## Written instruction:
Scan the entries below. List each line with "subtitle".

##### Working data

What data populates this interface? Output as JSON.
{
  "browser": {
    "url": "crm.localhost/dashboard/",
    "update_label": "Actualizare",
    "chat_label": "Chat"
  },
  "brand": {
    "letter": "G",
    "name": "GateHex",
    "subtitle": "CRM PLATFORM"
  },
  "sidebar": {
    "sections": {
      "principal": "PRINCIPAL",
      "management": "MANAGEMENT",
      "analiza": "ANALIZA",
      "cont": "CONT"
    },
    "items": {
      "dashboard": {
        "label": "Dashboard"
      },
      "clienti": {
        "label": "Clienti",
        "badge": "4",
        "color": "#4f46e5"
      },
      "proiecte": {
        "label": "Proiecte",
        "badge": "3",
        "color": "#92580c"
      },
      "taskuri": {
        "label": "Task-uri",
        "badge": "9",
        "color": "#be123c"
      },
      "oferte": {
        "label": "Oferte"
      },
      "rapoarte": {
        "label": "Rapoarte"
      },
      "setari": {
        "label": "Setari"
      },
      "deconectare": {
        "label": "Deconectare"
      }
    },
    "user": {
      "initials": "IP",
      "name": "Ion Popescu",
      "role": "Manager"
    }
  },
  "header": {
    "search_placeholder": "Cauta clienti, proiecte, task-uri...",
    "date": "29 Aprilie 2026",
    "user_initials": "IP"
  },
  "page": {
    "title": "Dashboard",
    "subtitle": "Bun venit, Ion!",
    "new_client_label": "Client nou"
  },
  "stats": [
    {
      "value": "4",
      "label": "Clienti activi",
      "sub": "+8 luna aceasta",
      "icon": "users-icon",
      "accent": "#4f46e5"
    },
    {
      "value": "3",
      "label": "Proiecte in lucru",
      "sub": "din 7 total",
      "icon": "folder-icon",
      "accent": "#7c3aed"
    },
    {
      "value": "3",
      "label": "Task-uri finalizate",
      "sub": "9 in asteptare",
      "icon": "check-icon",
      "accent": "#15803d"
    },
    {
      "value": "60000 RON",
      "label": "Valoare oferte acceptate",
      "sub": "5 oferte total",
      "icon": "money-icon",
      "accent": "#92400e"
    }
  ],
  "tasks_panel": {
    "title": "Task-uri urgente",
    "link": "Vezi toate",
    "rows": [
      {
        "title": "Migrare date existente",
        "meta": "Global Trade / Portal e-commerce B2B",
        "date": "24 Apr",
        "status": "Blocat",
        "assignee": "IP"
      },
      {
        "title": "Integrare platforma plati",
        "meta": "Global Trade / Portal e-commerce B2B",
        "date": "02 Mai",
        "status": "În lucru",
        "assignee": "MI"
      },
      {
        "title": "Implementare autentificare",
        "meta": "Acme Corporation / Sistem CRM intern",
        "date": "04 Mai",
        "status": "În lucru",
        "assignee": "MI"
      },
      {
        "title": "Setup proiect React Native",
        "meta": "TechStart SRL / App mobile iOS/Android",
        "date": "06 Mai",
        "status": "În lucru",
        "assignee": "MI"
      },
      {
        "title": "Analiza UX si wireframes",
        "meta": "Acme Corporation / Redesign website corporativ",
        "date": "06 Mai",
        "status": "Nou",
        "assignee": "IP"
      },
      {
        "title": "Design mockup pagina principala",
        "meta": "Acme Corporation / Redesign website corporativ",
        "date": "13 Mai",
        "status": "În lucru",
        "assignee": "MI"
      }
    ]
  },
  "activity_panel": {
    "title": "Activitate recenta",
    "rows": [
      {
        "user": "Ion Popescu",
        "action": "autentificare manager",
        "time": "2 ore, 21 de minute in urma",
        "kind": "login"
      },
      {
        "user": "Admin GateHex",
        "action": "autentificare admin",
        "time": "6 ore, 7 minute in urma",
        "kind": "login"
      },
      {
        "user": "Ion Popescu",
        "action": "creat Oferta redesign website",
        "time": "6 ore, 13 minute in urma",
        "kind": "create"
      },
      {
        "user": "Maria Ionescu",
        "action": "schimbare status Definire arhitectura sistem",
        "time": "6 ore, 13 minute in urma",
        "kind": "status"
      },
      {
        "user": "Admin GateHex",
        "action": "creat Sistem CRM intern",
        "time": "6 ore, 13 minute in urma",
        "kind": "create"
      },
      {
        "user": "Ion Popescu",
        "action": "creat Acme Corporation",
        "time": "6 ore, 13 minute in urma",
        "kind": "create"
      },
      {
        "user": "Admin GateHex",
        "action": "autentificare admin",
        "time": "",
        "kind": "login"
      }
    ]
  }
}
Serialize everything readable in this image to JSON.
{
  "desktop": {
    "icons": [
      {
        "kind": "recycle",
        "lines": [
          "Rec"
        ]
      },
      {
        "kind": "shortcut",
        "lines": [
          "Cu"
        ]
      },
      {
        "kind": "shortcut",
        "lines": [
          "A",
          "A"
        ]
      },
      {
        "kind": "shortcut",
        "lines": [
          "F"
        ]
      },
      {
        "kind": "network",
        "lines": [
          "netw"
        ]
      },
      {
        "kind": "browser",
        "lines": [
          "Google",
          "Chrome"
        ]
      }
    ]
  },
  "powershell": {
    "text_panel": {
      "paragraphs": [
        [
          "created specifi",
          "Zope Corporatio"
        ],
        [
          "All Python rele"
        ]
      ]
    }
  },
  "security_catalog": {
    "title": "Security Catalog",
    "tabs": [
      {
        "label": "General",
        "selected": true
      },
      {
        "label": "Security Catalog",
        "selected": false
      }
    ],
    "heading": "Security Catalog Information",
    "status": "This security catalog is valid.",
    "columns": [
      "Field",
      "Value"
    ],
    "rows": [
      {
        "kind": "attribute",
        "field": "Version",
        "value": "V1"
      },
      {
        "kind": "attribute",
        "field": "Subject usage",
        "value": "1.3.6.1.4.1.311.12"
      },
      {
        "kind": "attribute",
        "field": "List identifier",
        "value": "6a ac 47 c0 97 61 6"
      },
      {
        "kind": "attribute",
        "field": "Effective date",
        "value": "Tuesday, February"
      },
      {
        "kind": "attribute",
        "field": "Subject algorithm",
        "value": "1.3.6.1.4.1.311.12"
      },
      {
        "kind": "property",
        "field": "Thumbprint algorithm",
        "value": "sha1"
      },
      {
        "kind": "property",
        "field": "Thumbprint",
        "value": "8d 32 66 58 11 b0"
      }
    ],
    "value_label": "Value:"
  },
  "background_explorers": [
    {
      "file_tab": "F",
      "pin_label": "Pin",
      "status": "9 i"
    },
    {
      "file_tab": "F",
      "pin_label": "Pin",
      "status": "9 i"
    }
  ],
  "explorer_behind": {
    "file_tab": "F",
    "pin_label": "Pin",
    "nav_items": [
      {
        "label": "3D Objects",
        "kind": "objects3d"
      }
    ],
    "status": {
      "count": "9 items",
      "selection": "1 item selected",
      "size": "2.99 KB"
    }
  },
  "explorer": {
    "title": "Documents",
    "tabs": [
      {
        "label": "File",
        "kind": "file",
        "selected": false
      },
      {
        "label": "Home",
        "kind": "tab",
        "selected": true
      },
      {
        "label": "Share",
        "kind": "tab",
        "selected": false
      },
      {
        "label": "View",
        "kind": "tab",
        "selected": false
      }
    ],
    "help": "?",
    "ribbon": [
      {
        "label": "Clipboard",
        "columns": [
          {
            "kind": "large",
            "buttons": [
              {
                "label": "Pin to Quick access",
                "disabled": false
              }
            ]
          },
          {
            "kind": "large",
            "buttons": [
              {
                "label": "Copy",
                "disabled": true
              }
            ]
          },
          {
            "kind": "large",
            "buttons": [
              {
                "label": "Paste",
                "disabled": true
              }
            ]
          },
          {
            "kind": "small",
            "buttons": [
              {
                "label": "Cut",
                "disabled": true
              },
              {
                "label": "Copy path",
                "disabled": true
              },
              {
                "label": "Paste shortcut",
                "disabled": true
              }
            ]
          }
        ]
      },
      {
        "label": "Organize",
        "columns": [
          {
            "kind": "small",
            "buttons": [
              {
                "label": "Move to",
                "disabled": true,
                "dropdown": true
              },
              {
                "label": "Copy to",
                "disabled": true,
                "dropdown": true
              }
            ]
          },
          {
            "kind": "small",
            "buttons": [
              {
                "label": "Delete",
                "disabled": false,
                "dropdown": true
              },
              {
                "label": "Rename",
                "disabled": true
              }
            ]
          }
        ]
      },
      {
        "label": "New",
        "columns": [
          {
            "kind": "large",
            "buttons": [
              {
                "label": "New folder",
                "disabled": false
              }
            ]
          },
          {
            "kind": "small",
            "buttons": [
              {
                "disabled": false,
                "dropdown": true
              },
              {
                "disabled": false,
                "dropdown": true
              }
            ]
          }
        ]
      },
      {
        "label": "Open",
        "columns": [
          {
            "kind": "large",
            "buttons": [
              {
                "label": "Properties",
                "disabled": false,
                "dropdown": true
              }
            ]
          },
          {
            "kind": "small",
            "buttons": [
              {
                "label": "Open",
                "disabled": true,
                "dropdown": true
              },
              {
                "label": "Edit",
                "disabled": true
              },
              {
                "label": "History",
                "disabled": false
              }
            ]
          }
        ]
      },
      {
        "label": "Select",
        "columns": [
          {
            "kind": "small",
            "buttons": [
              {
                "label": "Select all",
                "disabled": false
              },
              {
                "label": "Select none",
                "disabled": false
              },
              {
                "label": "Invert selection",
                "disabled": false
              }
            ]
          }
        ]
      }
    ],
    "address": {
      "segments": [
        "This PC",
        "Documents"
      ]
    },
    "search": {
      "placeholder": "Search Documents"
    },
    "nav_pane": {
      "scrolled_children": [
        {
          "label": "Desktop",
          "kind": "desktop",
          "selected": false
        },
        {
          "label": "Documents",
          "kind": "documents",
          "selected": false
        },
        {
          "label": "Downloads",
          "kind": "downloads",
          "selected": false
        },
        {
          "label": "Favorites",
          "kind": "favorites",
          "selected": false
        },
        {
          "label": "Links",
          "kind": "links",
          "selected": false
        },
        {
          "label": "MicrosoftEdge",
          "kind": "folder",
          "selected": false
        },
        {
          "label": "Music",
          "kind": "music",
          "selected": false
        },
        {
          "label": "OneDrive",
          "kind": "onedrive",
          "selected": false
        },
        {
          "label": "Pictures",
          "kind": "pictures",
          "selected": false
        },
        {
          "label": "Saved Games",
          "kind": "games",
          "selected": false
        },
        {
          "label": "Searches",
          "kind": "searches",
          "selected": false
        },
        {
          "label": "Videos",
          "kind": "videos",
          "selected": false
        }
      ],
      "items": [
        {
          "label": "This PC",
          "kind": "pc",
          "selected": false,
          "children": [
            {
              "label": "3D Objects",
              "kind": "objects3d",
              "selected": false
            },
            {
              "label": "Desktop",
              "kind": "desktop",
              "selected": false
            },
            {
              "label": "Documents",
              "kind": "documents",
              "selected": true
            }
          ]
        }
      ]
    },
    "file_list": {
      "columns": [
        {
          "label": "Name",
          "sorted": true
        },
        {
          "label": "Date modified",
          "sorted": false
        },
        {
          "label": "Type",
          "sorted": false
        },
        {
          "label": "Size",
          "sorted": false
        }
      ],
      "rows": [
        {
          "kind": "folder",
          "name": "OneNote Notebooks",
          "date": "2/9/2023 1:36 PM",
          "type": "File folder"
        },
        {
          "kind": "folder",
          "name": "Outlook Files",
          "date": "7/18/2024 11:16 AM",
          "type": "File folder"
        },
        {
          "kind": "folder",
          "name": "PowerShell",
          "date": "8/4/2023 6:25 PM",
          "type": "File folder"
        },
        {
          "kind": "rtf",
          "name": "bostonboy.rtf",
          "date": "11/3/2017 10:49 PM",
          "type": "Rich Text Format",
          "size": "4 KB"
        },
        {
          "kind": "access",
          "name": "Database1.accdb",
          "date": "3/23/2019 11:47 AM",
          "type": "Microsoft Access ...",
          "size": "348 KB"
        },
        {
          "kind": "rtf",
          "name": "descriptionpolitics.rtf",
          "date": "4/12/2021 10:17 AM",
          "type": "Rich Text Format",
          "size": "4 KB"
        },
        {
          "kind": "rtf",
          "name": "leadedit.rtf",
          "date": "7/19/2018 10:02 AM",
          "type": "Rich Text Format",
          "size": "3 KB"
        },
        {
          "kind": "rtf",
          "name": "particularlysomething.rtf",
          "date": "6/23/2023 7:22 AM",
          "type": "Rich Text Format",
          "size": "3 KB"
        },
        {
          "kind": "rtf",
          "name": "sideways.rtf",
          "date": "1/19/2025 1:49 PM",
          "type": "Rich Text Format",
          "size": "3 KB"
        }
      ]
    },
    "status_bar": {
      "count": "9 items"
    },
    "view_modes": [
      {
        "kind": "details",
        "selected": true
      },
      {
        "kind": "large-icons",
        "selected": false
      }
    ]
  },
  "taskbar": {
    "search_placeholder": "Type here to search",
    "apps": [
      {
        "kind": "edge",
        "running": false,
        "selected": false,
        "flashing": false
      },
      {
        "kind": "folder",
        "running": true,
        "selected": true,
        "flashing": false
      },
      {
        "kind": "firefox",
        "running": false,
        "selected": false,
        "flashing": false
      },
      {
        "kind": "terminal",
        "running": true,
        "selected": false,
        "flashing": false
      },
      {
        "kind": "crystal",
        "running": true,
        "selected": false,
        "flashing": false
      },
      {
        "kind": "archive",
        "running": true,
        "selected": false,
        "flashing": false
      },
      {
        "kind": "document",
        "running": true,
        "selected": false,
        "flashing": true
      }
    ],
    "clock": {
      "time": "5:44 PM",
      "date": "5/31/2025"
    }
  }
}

##########

## Task result:
    "subtitle": "CRM PLATFORM"
    "subtitle": "Bun venit, Ion!",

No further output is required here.